----- Information
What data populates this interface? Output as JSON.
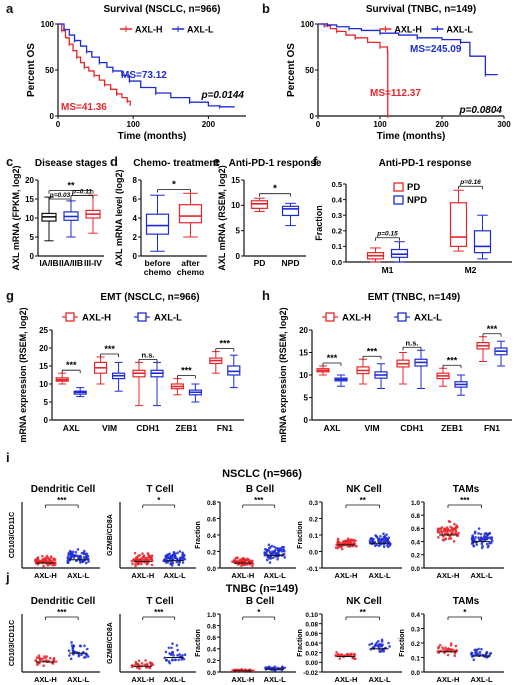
{
  "panel_letters": [
    "a",
    "b",
    "c",
    "d",
    "e",
    "f",
    "g",
    "h",
    "i",
    "j"
  ],
  "colors": {
    "high": "#e8262a",
    "low": "#1d2bd6",
    "axis": "#111111"
  },
  "section_titles": {
    "i": "NSCLC (n=966)",
    "j": "TNBC (n=149)"
  },
  "chart_data": [
    {
      "panel": "a",
      "type": "line",
      "title": "Survival (NSCLC, n=966)",
      "xlabel": "Time (months)",
      "ylabel": "Percent OS",
      "xlim": [
        0,
        250
      ],
      "ylim": [
        0,
        100
      ],
      "xticks": [
        0,
        100,
        200
      ],
      "yticks": [
        0,
        50,
        100
      ],
      "legend": [
        "AXL-H",
        "AXL-L"
      ],
      "annotations": {
        "ms_high": "MS=41.36",
        "ms_low": "MS=73.12",
        "p": "p=0.0144"
      },
      "series": [
        {
          "name": "AXL-H",
          "x": [
            0,
            5,
            10,
            15,
            20,
            25,
            30,
            35,
            41,
            48,
            55,
            62,
            70,
            78,
            85,
            92,
            96
          ],
          "y": [
            100,
            93,
            85,
            78,
            71,
            64,
            58,
            53,
            49,
            44,
            39,
            34,
            29,
            24,
            20,
            16,
            11
          ]
        },
        {
          "name": "AXL-L",
          "x": [
            0,
            8,
            15,
            22,
            30,
            38,
            45,
            55,
            65,
            73,
            85,
            95,
            110,
            130,
            150,
            175,
            200,
            215,
            235
          ],
          "y": [
            100,
            94,
            88,
            82,
            76,
            70,
            64,
            58,
            53,
            49,
            44,
            38,
            31,
            25,
            20,
            15,
            11,
            10,
            10
          ]
        }
      ]
    },
    {
      "panel": "b",
      "type": "line",
      "title": "Survival (TNBC, n=149)",
      "xlabel": "Time (months)",
      "ylabel": "Percent OS",
      "xlim": [
        0,
        300
      ],
      "ylim": [
        0,
        100
      ],
      "xticks": [
        0,
        100,
        200,
        300
      ],
      "yticks": [
        0,
        50,
        100
      ],
      "legend": [
        "AXL-H",
        "AXL-L"
      ],
      "annotations": {
        "ms_high": "MS=112.37",
        "ms_low": "MS=245.09",
        "p": "p=0.0804"
      },
      "series": [
        {
          "name": "AXL-H",
          "x": [
            0,
            10,
            20,
            30,
            45,
            60,
            80,
            100,
            112,
            112.5
          ],
          "y": [
            100,
            98,
            95,
            92,
            88,
            85,
            80,
            75,
            70,
            0
          ]
        },
        {
          "name": "AXL-L",
          "x": [
            0,
            15,
            30,
            50,
            70,
            100,
            130,
            160,
            200,
            230,
            245,
            270,
            290
          ],
          "y": [
            100,
            99,
            97,
            95,
            93,
            90,
            88,
            85,
            83,
            80,
            65,
            45,
            45
          ]
        }
      ]
    },
    {
      "panel": "c",
      "type": "box",
      "title": "Disease stages",
      "ylabel": "AXL mRNA (FPKM, log2)",
      "ylim": [
        0,
        20
      ],
      "yticks": [
        0,
        5,
        10,
        15,
        20
      ],
      "categories": [
        "IA/IB",
        "IIA/IIB",
        "III-IV"
      ],
      "box_colors": [
        "#111111",
        "#1d2bd6",
        "#e8262a"
      ],
      "boxes": [
        {
          "min": 4,
          "q1": 9.2,
          "median": 10.3,
          "q3": 11.2,
          "max": 15.5
        },
        {
          "min": 5,
          "q1": 9.4,
          "median": 10.4,
          "q3": 11.6,
          "max": 14.5
        },
        {
          "min": 6,
          "q1": 10.0,
          "median": 11.0,
          "q3": 12.0,
          "max": 16.0
        }
      ],
      "annotations": {
        "p1": "p=0.03",
        "p2": "p=0.11",
        "sig": "**"
      }
    },
    {
      "panel": "d",
      "type": "box",
      "title": "Chemo- treatment",
      "ylabel": "AXL mRNA level (log2)",
      "ylim": [
        0,
        8
      ],
      "yticks": [
        0,
        2,
        4,
        6,
        8
      ],
      "categories": [
        "before chemo",
        "after chemo"
      ],
      "box_colors": [
        "#1d2bd6",
        "#e8262a"
      ],
      "boxes": [
        {
          "min": 0.5,
          "q1": 2.3,
          "median": 3.2,
          "q3": 4.4,
          "max": 6.4
        },
        {
          "min": 2.0,
          "q1": 3.5,
          "median": 4.2,
          "q3": 5.4,
          "max": 6.6
        }
      ],
      "annotations": {
        "sig": "*"
      }
    },
    {
      "panel": "e",
      "type": "box",
      "title": "Anti-PD-1 response",
      "ylabel": "AXL mRNA (RSEM, log2)",
      "ylim": [
        0,
        15
      ],
      "yticks": [
        0,
        5,
        10,
        15
      ],
      "categories": [
        "PD",
        "NPD"
      ],
      "box_colors": [
        "#e8262a",
        "#1d2bd6"
      ],
      "boxes": [
        {
          "min": 8.8,
          "q1": 9.4,
          "median": 10.3,
          "q3": 10.9,
          "max": 11.4
        },
        {
          "min": 6.0,
          "q1": 8.0,
          "median": 9.3,
          "q3": 9.8,
          "max": 10.4
        }
      ],
      "annotations": {
        "sig": "*"
      }
    },
    {
      "panel": "f",
      "type": "box",
      "title": "Anti-PD-1 response",
      "ylabel": "Fraction",
      "ylim": [
        0,
        0.5
      ],
      "yticks": [
        0.0,
        0.1,
        0.2,
        0.3,
        0.4,
        0.5
      ],
      "categories": [
        "M1",
        "M2"
      ],
      "legend": [
        "PD",
        "NPD"
      ],
      "groups": [
        {
          "name": "PD",
          "color": "#e8262a",
          "boxes": [
            {
              "min": 0.0,
              "q1": 0.02,
              "median": 0.04,
              "q3": 0.06,
              "max": 0.09
            },
            {
              "min": 0.07,
              "q1": 0.1,
              "median": 0.16,
              "q3": 0.38,
              "max": 0.46
            }
          ]
        },
        {
          "name": "NPD",
          "color": "#1d2bd6",
          "boxes": [
            {
              "min": 0.0,
              "q1": 0.03,
              "median": 0.05,
              "q3": 0.08,
              "max": 0.13
            },
            {
              "min": 0.02,
              "q1": 0.06,
              "median": 0.1,
              "q3": 0.2,
              "max": 0.3
            }
          ]
        }
      ],
      "annotations": {
        "p1": "p=0.15",
        "p2": "p=0.16"
      }
    },
    {
      "panel": "g",
      "type": "box",
      "title": "EMT (NSCLC, n=966)",
      "ylabel": "mRNA expression (RSEM, log2)",
      "ylim": [
        0,
        25
      ],
      "yticks": [
        0,
        5,
        10,
        15,
        20,
        25
      ],
      "categories": [
        "AXL",
        "VIM",
        "CDH1",
        "ZEB1",
        "FN1"
      ],
      "legend": [
        "AXL-H",
        "AXL-L"
      ],
      "sig": [
        "***",
        "***",
        "n.s.",
        "***",
        "***"
      ],
      "groups": [
        {
          "name": "AXL-H",
          "color": "#e8262a",
          "boxes": [
            {
              "min": 10,
              "q1": 10.8,
              "median": 11.2,
              "q3": 11.7,
              "max": 13
            },
            {
              "min": 10,
              "q1": 13,
              "median": 14.5,
              "q3": 16,
              "max": 17.5
            },
            {
              "min": 4,
              "q1": 12,
              "median": 13,
              "q3": 13.8,
              "max": 16
            },
            {
              "min": 7,
              "q1": 8.7,
              "median": 9.3,
              "q3": 10,
              "max": 11.5
            },
            {
              "min": 13,
              "q1": 15.7,
              "median": 16.5,
              "q3": 17.2,
              "max": 19
            }
          ]
        },
        {
          "name": "AXL-L",
          "color": "#1d2bd6",
          "boxes": [
            {
              "min": 6.5,
              "q1": 7.2,
              "median": 7.7,
              "q3": 8,
              "max": 9
            },
            {
              "min": 8,
              "q1": 11.5,
              "median": 12.3,
              "q3": 13,
              "max": 16
            },
            {
              "min": 4,
              "q1": 12,
              "median": 13,
              "q3": 13.8,
              "max": 16
            },
            {
              "min": 5,
              "q1": 7,
              "median": 7.7,
              "q3": 8.3,
              "max": 10
            },
            {
              "min": 9,
              "q1": 12.5,
              "median": 13.5,
              "q3": 15,
              "max": 18
            }
          ]
        }
      ]
    },
    {
      "panel": "h",
      "type": "box",
      "title": "EMT (TNBC, n=149)",
      "ylabel": "mRNA expression (RSEM, log2)",
      "ylim": [
        0,
        20
      ],
      "yticks": [
        0,
        5,
        10,
        15,
        20
      ],
      "categories": [
        "AXL",
        "VIM",
        "CDH1",
        "ZEB1",
        "FN1"
      ],
      "legend": [
        "AXL-H",
        "AXL-L"
      ],
      "sig": [
        "***",
        "***",
        "n.s.",
        "***",
        "***"
      ],
      "groups": [
        {
          "name": "AXL-H",
          "color": "#e8262a",
          "boxes": [
            {
              "min": 10,
              "q1": 10.7,
              "median": 11,
              "q3": 11.4,
              "max": 12
            },
            {
              "min": 8,
              "q1": 10.3,
              "median": 11,
              "q3": 11.8,
              "max": 13.5
            },
            {
              "min": 8,
              "q1": 11.8,
              "median": 12.5,
              "q3": 13.3,
              "max": 15
            },
            {
              "min": 7.5,
              "q1": 9.2,
              "median": 9.8,
              "q3": 10.4,
              "max": 11.5
            },
            {
              "min": 13,
              "q1": 15.8,
              "median": 16.5,
              "q3": 17.2,
              "max": 18.5
            }
          ]
        },
        {
          "name": "AXL-L",
          "color": "#1d2bd6",
          "boxes": [
            {
              "min": 7.5,
              "q1": 8.7,
              "median": 9,
              "q3": 9.3,
              "max": 10
            },
            {
              "min": 7,
              "q1": 9.3,
              "median": 10,
              "q3": 10.7,
              "max": 12.5
            },
            {
              "min": 7,
              "q1": 12,
              "median": 12.8,
              "q3": 13.5,
              "max": 15.5
            },
            {
              "min": 5.5,
              "q1": 7.3,
              "median": 7.9,
              "q3": 8.5,
              "max": 10
            },
            {
              "min": 12,
              "q1": 14.5,
              "median": 15.3,
              "q3": 16,
              "max": 17.5
            }
          ]
        }
      ]
    },
    {
      "panel": "i1",
      "type": "scatter",
      "title": "Dendritic Cell",
      "ylabel": "CD103/CD11C",
      "categories": [
        "AXL-H",
        "AXL-L"
      ],
      "sig": "***",
      "ylim": [
        0,
        8
      ],
      "groups": [
        {
          "name": "AXL-H",
          "center": 0.6,
          "spread": 0.9,
          "max": 4
        },
        {
          "name": "AXL-L",
          "center": 1.0,
          "spread": 1.4,
          "max": 7
        }
      ]
    },
    {
      "panel": "i2",
      "type": "scatter",
      "title": "T Cell",
      "ylabel": "GZMB/CD8A",
      "categories": [
        "AXL-H",
        "AXL-L"
      ],
      "sig": "*",
      "ylim": [
        0,
        8
      ],
      "groups": [
        {
          "name": "AXL-H",
          "center": 0.8,
          "spread": 1.0,
          "max": 5
        },
        {
          "name": "AXL-L",
          "center": 0.9,
          "spread": 1.2,
          "max": 6
        }
      ]
    },
    {
      "panel": "i3",
      "type": "scatter",
      "title": "B Cell",
      "ylabel": "Fraction",
      "categories": [
        "AXL-H",
        "AXL-L"
      ],
      "sig": "***",
      "ylim": [
        0,
        0.8
      ],
      "yticks": [
        0.0,
        0.2,
        0.4,
        0.6,
        0.8
      ],
      "groups": [
        {
          "name": "AXL-H",
          "center": 0.06,
          "spread": 0.08,
          "max": 0.3
        },
        {
          "name": "AXL-L",
          "center": 0.15,
          "spread": 0.15,
          "max": 0.6
        }
      ]
    },
    {
      "panel": "i4",
      "type": "scatter",
      "title": "NK Cell",
      "ylabel": "Fraction",
      "categories": [
        "AXL-H",
        "AXL-L"
      ],
      "sig": "**",
      "ylim": [
        -0.1,
        0.3
      ],
      "yticks": [
        -0.1,
        0.0,
        0.1,
        0.2,
        0.3
      ],
      "groups": [
        {
          "name": "AXL-H",
          "center": 0.04,
          "spread": 0.05,
          "max": 0.22
        },
        {
          "name": "AXL-L",
          "center": 0.05,
          "spread": 0.05,
          "max": 0.25
        }
      ]
    },
    {
      "panel": "i5",
      "type": "scatter",
      "title": "TAMs",
      "ylabel": "",
      "categories": [
        "AXL-H",
        "AXL-L"
      ],
      "sig": "***",
      "ylim": [
        0,
        1.0
      ],
      "yticks": [
        0.0,
        0.2,
        0.4,
        0.6,
        0.8,
        1.0
      ],
      "groups": [
        {
          "name": "AXL-H",
          "center": 0.5,
          "spread": 0.2,
          "max": 0.95
        },
        {
          "name": "AXL-L",
          "center": 0.4,
          "spread": 0.2,
          "max": 0.9
        }
      ]
    },
    {
      "panel": "j1",
      "type": "scatter",
      "title": "Dendritic Cell",
      "ylabel": "CD103/CD11C",
      "categories": [
        "AXL-H",
        "AXL-L"
      ],
      "sig": "***",
      "ylim": [
        0,
        4
      ],
      "groups": [
        {
          "name": "AXL-H",
          "center": 0.7,
          "spread": 0.6,
          "max": 2.5
        },
        {
          "name": "AXL-L",
          "center": 1.3,
          "spread": 0.9,
          "max": 3.5
        }
      ]
    },
    {
      "panel": "j2",
      "type": "scatter",
      "title": "T Cell",
      "ylabel": "GZMB/CD8A",
      "categories": [
        "AXL-H",
        "AXL-L"
      ],
      "sig": "***",
      "ylim": [
        0,
        4
      ],
      "groups": [
        {
          "name": "AXL-H",
          "center": 0.4,
          "spread": 0.5,
          "max": 2
        },
        {
          "name": "AXL-L",
          "center": 1.0,
          "spread": 1.0,
          "max": 3.8
        }
      ]
    },
    {
      "panel": "j3",
      "type": "scatter",
      "title": "B Cell",
      "ylabel": "Fraction",
      "categories": [
        "AXL-H",
        "AXL-L"
      ],
      "sig": "*",
      "ylim": [
        0,
        1.0
      ],
      "yticks": [
        0.0,
        0.2,
        0.4,
        0.6,
        0.8,
        1.0
      ],
      "groups": [
        {
          "name": "AXL-H",
          "center": 0.02,
          "spread": 0.03,
          "max": 0.1
        },
        {
          "name": "AXL-L",
          "center": 0.05,
          "spread": 0.05,
          "max": 0.25
        }
      ]
    },
    {
      "panel": "j4",
      "type": "scatter",
      "title": "NK Cell",
      "ylabel": "Fraction",
      "categories": [
        "AXL-H",
        "AXL-L"
      ],
      "sig": "**",
      "ylim": [
        -0.02,
        0.1
      ],
      "yticks": [
        -0.02,
        0.0,
        0.02,
        0.04,
        0.06,
        0.08,
        0.1
      ],
      "groups": [
        {
          "name": "AXL-H",
          "center": 0.012,
          "spread": 0.012,
          "max": 0.05
        },
        {
          "name": "AXL-L",
          "center": 0.028,
          "spread": 0.02,
          "max": 0.08
        }
      ]
    },
    {
      "panel": "j5",
      "type": "scatter",
      "title": "TAMs",
      "ylabel": "Fraction",
      "categories": [
        "AXL-H",
        "AXL-L"
      ],
      "sig": "*",
      "ylim": [
        0,
        0.4
      ],
      "yticks": [
        0.0,
        0.1,
        0.2,
        0.3,
        0.4
      ],
      "groups": [
        {
          "name": "AXL-H",
          "center": 0.14,
          "spread": 0.07,
          "max": 0.33
        },
        {
          "name": "AXL-L",
          "center": 0.11,
          "spread": 0.05,
          "max": 0.25
        }
      ]
    }
  ]
}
----------
** Instructions for the task **
Go through the material above and copy each line that holds the string "Survival".

** Output **
      "title": "Survival (NSCLC, n=966)",
      "title": "Survival (TNBC, n=149)",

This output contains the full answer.